- **GIVEN INFORMATION**
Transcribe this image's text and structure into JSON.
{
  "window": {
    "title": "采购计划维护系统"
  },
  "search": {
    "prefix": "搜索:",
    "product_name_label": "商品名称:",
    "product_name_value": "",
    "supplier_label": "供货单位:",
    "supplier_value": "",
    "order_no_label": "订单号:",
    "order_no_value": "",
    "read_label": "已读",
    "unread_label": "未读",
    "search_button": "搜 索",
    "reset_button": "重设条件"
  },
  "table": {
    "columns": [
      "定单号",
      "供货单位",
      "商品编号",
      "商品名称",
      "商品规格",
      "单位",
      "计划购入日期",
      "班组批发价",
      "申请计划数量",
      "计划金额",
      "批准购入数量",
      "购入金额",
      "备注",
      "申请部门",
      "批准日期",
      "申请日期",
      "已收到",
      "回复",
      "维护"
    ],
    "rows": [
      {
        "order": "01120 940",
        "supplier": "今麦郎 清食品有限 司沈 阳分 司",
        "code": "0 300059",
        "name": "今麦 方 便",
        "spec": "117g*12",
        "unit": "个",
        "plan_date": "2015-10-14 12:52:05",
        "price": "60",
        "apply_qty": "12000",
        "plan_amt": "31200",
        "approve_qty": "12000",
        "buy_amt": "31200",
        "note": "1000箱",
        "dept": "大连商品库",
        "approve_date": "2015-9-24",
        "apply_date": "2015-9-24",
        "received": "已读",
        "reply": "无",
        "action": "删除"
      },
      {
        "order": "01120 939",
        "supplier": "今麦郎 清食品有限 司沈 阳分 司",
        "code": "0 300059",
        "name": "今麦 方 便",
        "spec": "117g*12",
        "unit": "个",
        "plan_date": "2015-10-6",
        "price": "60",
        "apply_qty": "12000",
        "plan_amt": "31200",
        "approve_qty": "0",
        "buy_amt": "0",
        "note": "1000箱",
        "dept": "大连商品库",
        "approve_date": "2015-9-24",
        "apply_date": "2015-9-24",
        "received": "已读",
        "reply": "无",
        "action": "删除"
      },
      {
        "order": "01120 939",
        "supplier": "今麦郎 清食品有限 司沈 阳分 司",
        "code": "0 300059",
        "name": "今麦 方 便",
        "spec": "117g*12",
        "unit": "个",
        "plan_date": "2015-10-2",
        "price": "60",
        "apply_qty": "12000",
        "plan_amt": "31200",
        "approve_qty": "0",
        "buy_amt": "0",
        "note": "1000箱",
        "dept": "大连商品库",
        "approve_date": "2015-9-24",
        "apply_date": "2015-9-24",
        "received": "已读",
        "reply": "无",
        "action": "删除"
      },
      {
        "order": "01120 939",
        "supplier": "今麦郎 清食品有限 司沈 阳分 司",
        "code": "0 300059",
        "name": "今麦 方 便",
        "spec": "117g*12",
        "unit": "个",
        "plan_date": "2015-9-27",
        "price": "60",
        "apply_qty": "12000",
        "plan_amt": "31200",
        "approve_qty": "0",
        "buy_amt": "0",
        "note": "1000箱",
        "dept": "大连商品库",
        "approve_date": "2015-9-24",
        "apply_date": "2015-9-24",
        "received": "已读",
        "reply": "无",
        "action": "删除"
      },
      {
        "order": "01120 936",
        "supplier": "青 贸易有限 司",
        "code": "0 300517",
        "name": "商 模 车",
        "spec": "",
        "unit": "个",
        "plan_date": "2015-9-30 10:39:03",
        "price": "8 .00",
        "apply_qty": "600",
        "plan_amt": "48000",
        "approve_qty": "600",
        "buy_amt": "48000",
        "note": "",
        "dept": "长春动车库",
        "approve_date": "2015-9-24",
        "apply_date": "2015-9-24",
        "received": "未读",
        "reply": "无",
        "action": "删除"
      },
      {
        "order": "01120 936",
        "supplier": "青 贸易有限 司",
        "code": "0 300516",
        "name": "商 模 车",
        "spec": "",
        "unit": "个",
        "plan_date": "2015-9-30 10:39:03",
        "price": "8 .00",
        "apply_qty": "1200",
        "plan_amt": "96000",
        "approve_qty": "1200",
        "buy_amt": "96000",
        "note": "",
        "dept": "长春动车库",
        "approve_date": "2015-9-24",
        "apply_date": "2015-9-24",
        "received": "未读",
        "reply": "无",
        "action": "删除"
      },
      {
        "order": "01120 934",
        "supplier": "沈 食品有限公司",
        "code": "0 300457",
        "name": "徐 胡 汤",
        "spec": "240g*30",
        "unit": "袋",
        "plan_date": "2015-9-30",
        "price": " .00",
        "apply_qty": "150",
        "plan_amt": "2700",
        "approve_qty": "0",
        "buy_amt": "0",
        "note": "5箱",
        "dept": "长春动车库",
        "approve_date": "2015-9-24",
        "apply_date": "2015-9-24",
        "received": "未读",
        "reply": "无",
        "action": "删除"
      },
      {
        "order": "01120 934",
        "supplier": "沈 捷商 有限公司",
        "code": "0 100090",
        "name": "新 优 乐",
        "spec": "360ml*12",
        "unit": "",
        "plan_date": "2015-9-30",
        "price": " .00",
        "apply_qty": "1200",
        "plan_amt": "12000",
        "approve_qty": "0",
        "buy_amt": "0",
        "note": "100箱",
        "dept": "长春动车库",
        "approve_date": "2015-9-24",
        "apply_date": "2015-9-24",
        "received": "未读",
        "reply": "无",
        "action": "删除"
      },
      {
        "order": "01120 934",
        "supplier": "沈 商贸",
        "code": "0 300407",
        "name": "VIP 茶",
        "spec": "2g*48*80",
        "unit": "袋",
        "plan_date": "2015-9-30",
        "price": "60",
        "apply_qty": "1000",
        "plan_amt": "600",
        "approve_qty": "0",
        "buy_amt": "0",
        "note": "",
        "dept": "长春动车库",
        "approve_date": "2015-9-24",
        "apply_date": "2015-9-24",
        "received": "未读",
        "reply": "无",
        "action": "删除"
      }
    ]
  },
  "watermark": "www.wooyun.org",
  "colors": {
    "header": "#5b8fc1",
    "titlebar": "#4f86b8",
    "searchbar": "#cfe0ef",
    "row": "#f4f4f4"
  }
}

- **EXERCISE TASK**
Copy the material above, line for line.

- **SOLUTION TO THE PROBLEM**
Transcribe this image's text and structure into JSON.
{
  "window": {
    "title": "采购计划维护系统"
  },
  "search": {
    "prefix": "搜索:",
    "product_name_label": "商品名称:",
    "product_name_value": "",
    "supplier_label": "供货单位:",
    "supplier_value": "",
    "order_no_label": "订单号:",
    "order_no_value": "",
    "read_label": "已读",
    "unread_label": "未读",
    "search_button": "搜 索",
    "reset_button": "重设条件"
  },
  "table": {
    "columns": [
      "定单号",
      "供货单位",
      "商品编号",
      "商品名称",
      "商品规格",
      "单位",
      "计划购入日期",
      "班组批发价",
      "申请计划数量",
      "计划金额",
      "批准购入数量",
      "购入金额",
      "备注",
      "申请部门",
      "批准日期",
      "申请日期",
      "已收到",
      "回复",
      "维护"
    ],
    "rows": [
      {
        "order": "01120 940",
        "supplier": "今麦郎 清食品有限 司沈 阳分 司",
        "code": "0 300059",
        "name": "今麦 方 便",
        "spec": "117g*12",
        "unit": "个",
        "plan_date": "2015-10-14 12:52:05",
        "price": "60",
        "apply_qty": "12000",
        "plan_amt": "31200",
        "approve_qty": "12000",
        "buy_amt": "31200",
        "note": "1000箱",
        "dept": "大连商品库",
        "approve_date": "2015-9-24",
        "apply_date": "2015-9-24",
        "received": "已读",
        "reply": "无",
        "action": "删除"
      },
      {
        "order": "01120 939",
        "supplier": "今麦郎 清食品有限 司沈 阳分 司",
        "code": "0 300059",
        "name": "今麦 方 便",
        "spec": "117g*12",
        "unit": "个",
        "plan_date": "2015-10-6",
        "price": "60",
        "apply_qty": "12000",
        "plan_amt": "31200",
        "approve_qty": "0",
        "buy_amt": "0",
        "note": "1000箱",
        "dept": "大连商品库",
        "approve_date": "2015-9-24",
        "apply_date": "2015-9-24",
        "received": "已读",
        "reply": "无",
        "action": "删除"
      },
      {
        "order": "01120 939",
        "supplier": "今麦郎 清食品有限 司沈 阳分 司",
        "code": "0 300059",
        "name": "今麦 方 便",
        "spec": "117g*12",
        "unit": "个",
        "plan_date": "2015-10-2",
        "price": "60",
        "apply_qty": "12000",
        "plan_amt": "31200",
        "approve_qty": "0",
        "buy_amt": "0",
        "note": "1000箱",
        "dept": "大连商品库",
        "approve_date": "2015-9-24",
        "apply_date": "2015-9-24",
        "received": "已读",
        "reply": "无",
        "action": "删除"
      },
      {
        "order": "01120 939",
        "supplier": "今麦郎 清食品有限 司沈 阳分 司",
        "code": "0 300059",
        "name": "今麦 方 便",
        "spec": "117g*12",
        "unit": "个",
        "plan_date": "2015-9-27",
        "price": "60",
        "apply_qty": "12000",
        "plan_amt": "31200",
        "approve_qty": "0",
        "buy_amt": "0",
        "note": "1000箱",
        "dept": "大连商品库",
        "approve_date": "2015-9-24",
        "apply_date": "2015-9-24",
        "received": "已读",
        "reply": "无",
        "action": "删除"
      },
      {
        "order": "01120 936",
        "supplier": "青 贸易有限 司",
        "code": "0 300517",
        "name": "商 模 车",
        "spec": "",
        "unit": "个",
        "plan_date": "2015-9-30 10:39:03",
        "price": "8 .00",
        "apply_qty": "600",
        "plan_amt": "48000",
        "approve_qty": "600",
        "buy_amt": "48000",
        "note": "",
        "dept": "长春动车库",
        "approve_date": "2015-9-24",
        "apply_date": "2015-9-24",
        "received": "未读",
        "reply": "无",
        "action": "删除"
      },
      {
        "order": "01120 936",
        "supplier": "青 贸易有限 司",
        "code": "0 300516",
        "name": "商 模 车",
        "spec": "",
        "unit": "个",
        "plan_date": "2015-9-30 10:39:03",
        "price": "8 .00",
        "apply_qty": "1200",
        "plan_amt": "96000",
        "approve_qty": "1200",
        "buy_amt": "96000",
        "note": "",
        "dept": "长春动车库",
        "approve_date": "2015-9-24",
        "apply_date": "2015-9-24",
        "received": "未读",
        "reply": "无",
        "action": "删除"
      },
      {
        "order": "01120 934",
        "supplier": "沈 食品有限公司",
        "code": "0 300457",
        "name": "徐 胡 汤",
        "spec": "240g*30",
        "unit": "袋",
        "plan_date": "2015-9-30",
        "price": " .00",
        "apply_qty": "150",
        "plan_amt": "2700",
        "approve_qty": "0",
        "buy_amt": "0",
        "note": "5箱",
        "dept": "长春动车库",
        "approve_date": "2015-9-24",
        "apply_date": "2015-9-24",
        "received": "未读",
        "reply": "无",
        "action": "删除"
      },
      {
        "order": "01120 934",
        "supplier": "沈 捷商 有限公司",
        "code": "0 100090",
        "name": "新 优 乐",
        "spec": "360ml*12",
        "unit": "",
        "plan_date": "2015-9-30",
        "price": " .00",
        "apply_qty": "1200",
        "plan_amt": "12000",
        "approve_qty": "0",
        "buy_amt": "0",
        "note": "100箱",
        "dept": "长春动车库",
        "approve_date": "2015-9-24",
        "apply_date": "2015-9-24",
        "received": "未读",
        "reply": "无",
        "action": "删除"
      },
      {
        "order": "01120 934",
        "supplier": "沈 商贸",
        "code": "0 300407",
        "name": "VIP 茶",
        "spec": "2g*48*80",
        "unit": "袋",
        "plan_date": "2015-9-30",
        "price": "60",
        "apply_qty": "1000",
        "plan_amt": "600",
        "approve_qty": "0",
        "buy_amt": "0",
        "note": "",
        "dept": "长春动车库",
        "approve_date": "2015-9-24",
        "apply_date": "2015-9-24",
        "received": "未读",
        "reply": "无",
        "action": "删除"
      }
    ]
  },
  "watermark": "www.wooyun.org",
  "colors": {
    "header": "#5b8fc1",
    "titlebar": "#4f86b8",
    "searchbar": "#cfe0ef",
    "row": "#f4f4f4"
  }
}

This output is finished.